DO THIS: Lines containing "Tuberculosis" are to be counted. Give the number and nothing more.

--- START DATASET ENTRIES ---

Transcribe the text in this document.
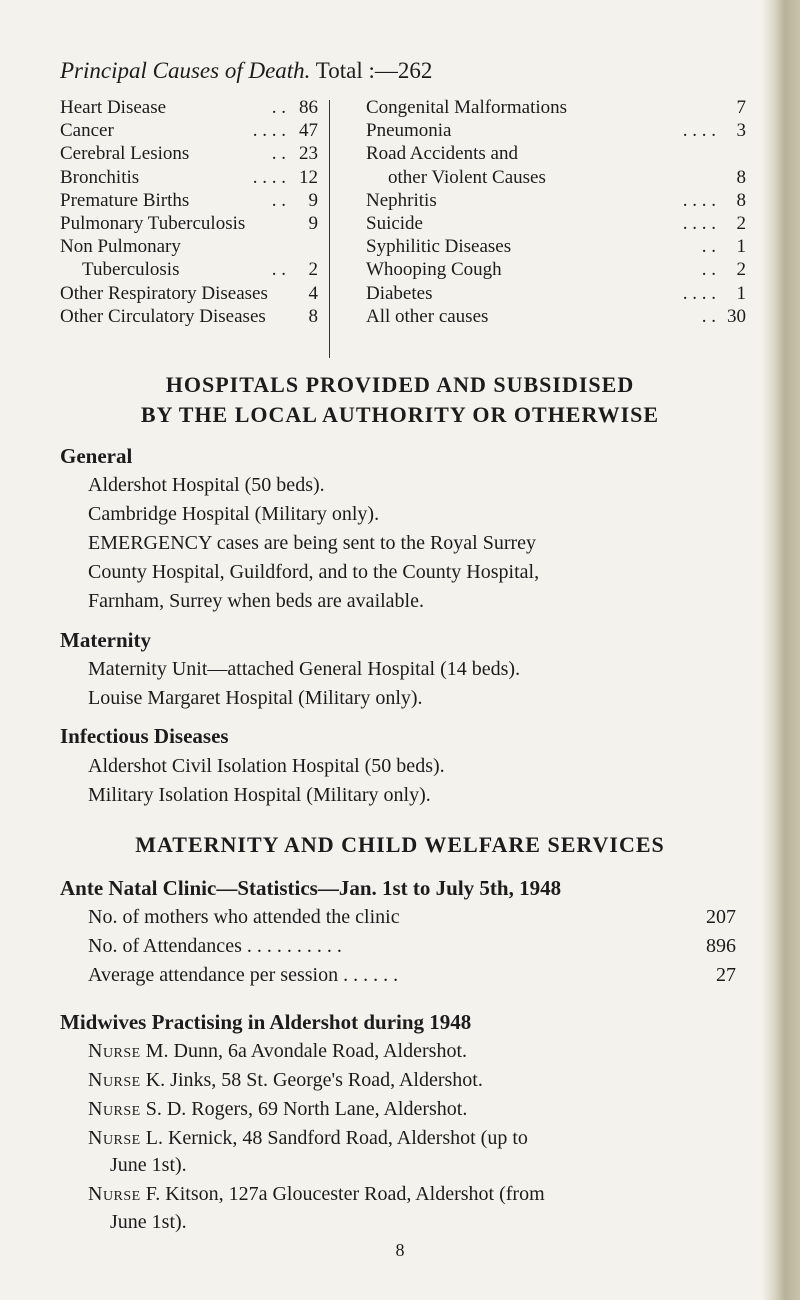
Principal Causes of Death. Total :—262
Heart Disease	. . 86
Cancer	. . . . 47
Cerebral Lesions	. . 23
Bronchitis	. . . . 12
Premature Births	. . 9
Pulmonary Tuberculosis	9
Non Pulmonary
Tuberculosis	. . 2
Other Respiratory Diseases 4
Other Circulatory Diseases 8
Congenital Malformations	7
Pneumonia	. . . . 3
Road Accidents and
other Violent Causes	8
Nephritis	. . . . 8
Suicide	. . . . 2
Syphilitic Diseases	. . 1
Whooping Cough	. . 2
Diabetes	. . . . 1
All other causes	. . 30
HOSPITALS PROVIDED AND SUBSIDISED
BY THE LOCAL AUTHORITY OR OTHERWISE
General
Aldershot Hospital (50 beds).
Cambridge Hospital (Military only).
EMERGENCY cases are being sent to the Royal Surrey
County Hospital, Guildford, and to the County Hospital,
Farnham, Surrey when beds are available.
Maternity
Maternity Unit—attached General Hospital (14 beds).
Louise Margaret Hospital (Military only).
Infectious Diseases
Aldershot Civil Isolation Hospital (50 beds).
Military Isolation Hospital (Military only).
MATERNITY AND CHILD WELFARE SERVICES
Ante Natal Clinic—Statistics—Jan. 1st to July 5th, 1948
No. of mothers who attended the clinic	207
No. of Attendances . . . . . . . . . .	896
Average attendance per session . . . . . .	27
Midwives Practising in Aldershot during 1948
Nurse M. Dunn, 6a Avondale Road, Aldershot.
Nurse K. Jinks, 58 St. George's Road, Aldershot.
Nurse S. D. Rogers, 69 North Lane, Aldershot.
Nurse L. Kernick, 48 Sandford Road, Aldershot (up to
June 1st).
Nurse F. Kitson, 127a Gloucester Road, Aldershot (from
June 1st).
8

--- END DATASET ENTRIES ---

COMPLETED TASK: 2